■ Data to use
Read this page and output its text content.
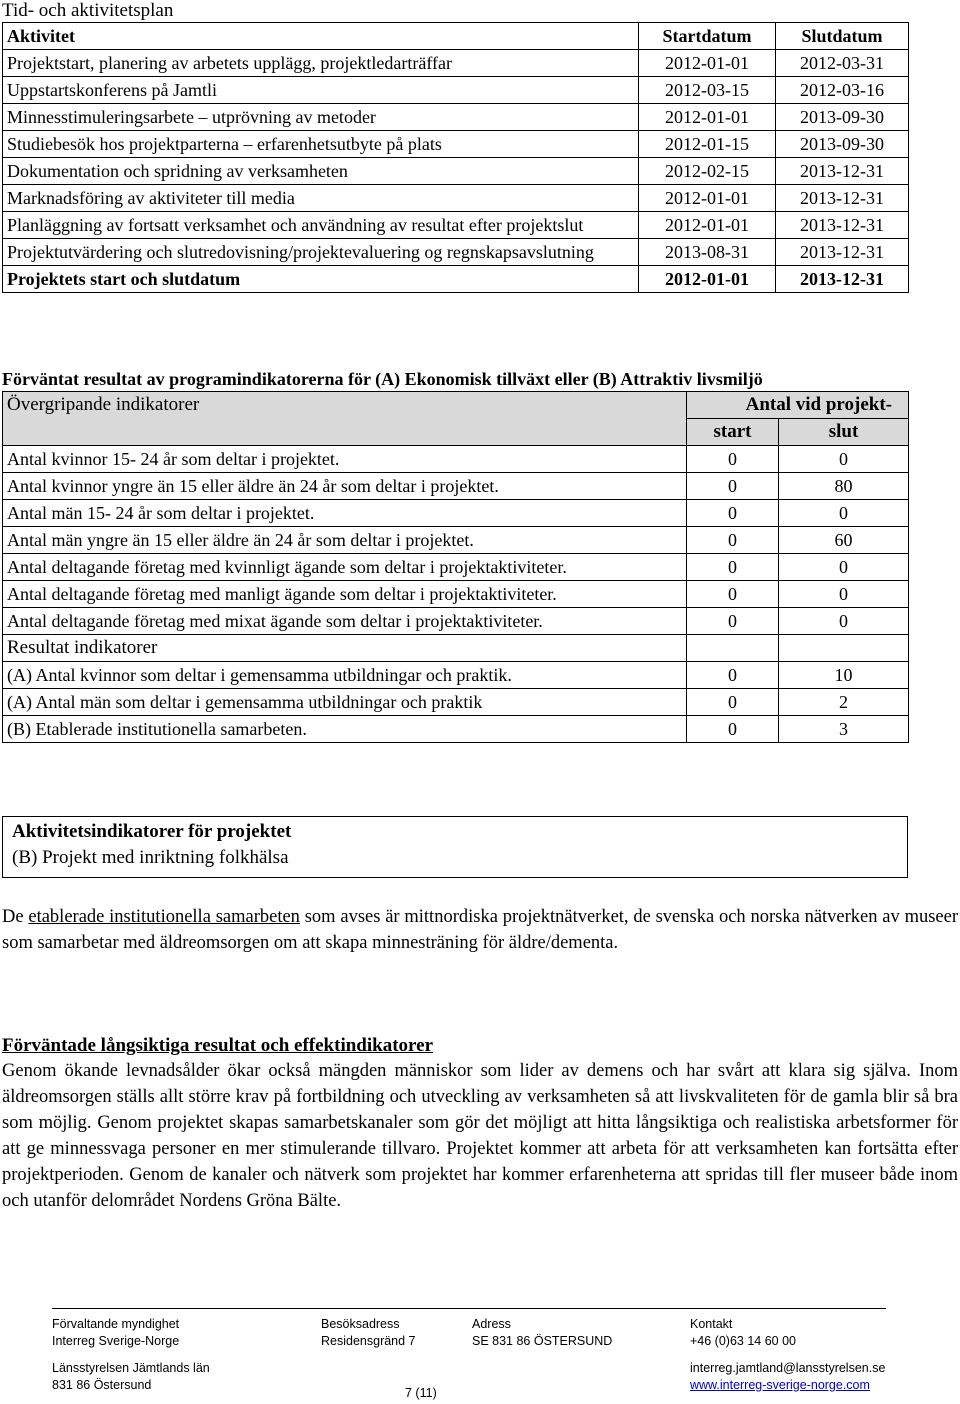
Tid- och aktivitetsplan
Aktivitet	Startdatum	Slutdatum
Projektstart, planering av arbetets upplägg, projektledarträffar	2012-01-01	2012-03-31
Uppstartskonferens på Jamtli	2012-03-15	2012-03-16
Minnesstimuleringsarbete – utprövning av metoder	2012-01-01	2013-09-30
Studiebesök hos projektparterna – erfarenhetsutbyte på plats	2012-01-15	2013-09-30
Dokumentation och spridning av verksamheten	2012-02-15	2013-12-31
Marknadsföring av aktiviteter till media	2012-01-01	2013-12-31
Planläggning av fortsatt verksamhet och användning av resultat efter projektslut	2012-01-01	2013-12-31
Projektutvärdering och slutredovisning/projektevaluering og regnskapsavslutning	2013-08-31	2013-12-31
Projektets start och slutdatum	2012-01-01	2013-12-31
Förväntat resultat av programindikatorerna för (A) Ekonomisk tillväxt eller (B) Attraktiv livsmiljö
Övergripande indikatorer	Antal vid projekt-	
	start	slut
Antal kvinnor 15- 24 år som deltar i projektet.	0	0
Antal kvinnor yngre än 15 eller äldre än 24 år som deltar i projektet.	0	80
Antal män 15- 24 år som deltar i projektet.	0	0
Antal män yngre än 15 eller äldre än 24 år som deltar i projektet.	0	60
Antal deltagande företag med kvinnligt ägande som deltar i projektaktiviteter.	0	0
Antal deltagande företag med manligt ägande som deltar i projektaktiviteter.	0	0
Antal deltagande företag med mixat ägande som deltar i projektaktiviteter.	0	0
Resultat indikatorer		
(A) Antal kvinnor som deltar i gemensamma utbildningar och praktik.	0	10
(A) Antal män som deltar i gemensamma utbildningar och praktik	0	2
(B) Etablerade institutionella samarbeten.	0	3
Aktivitetsindikatorer för projektet
(B) Projekt med inriktning folkhälsa

De etablerade institutionella samarbeten som avses är mittnordiska projektnätverket, de svenska och norska nätverken av museer som samarbetar med äldreomsorgen om att skapa minnesträning för äldre/dementa.

Förväntade långsiktiga resultat och effektindikatorer

Genom ökande levnadsålder ökar också mängden människor som lider av demens och har svårt att klara sig själva. Inom äldreomsorgen ställs allt större krav på fortbildning och utveckling av verksamheten så att livskvaliteten för de gamla blir så bra som möjlig. Genom projektet skapas samarbetskanaler som gör det möjligt att hitta långsiktiga och realistiska arbetsformer för att ge minnessvaga personer en mer stimulerande tillvaro. Projektet kommer att arbeta för att verksamheten kan fortsätta efter projektperioden. Genom de kanaler och nätverk som projektet har kommer erfarenheterna att spridas till fler museer både inom och utanför delområdet Nordens Gröna Bälte.

Förvaltande myndighet
Interreg Sverige-Norge
Länsstyrelsen Jämtlands län
831 86 Östersund
Besöksadress
Residensgränd 7
Adress
SE 831 86 ÖSTERSUND
Kontakt
+46 (0)63 14 60 00
interreg.jamtland@lansstyrelsen.se
www.interreg-sverige-norge.com
7 (11)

■ Exercise instructions
Reproduce every line in the records above that contains the word "institutionella".

■ Exercise answer
(B) Etablerade institutionella samarbeten.	0	3
De etablerade institutionella samarbeten som avses är mittnordiska projektnätverket, de svenska och norska nätverken av museer som samarbetar med äldreomsorgen om att skapa minnesträning för äldre/dementa.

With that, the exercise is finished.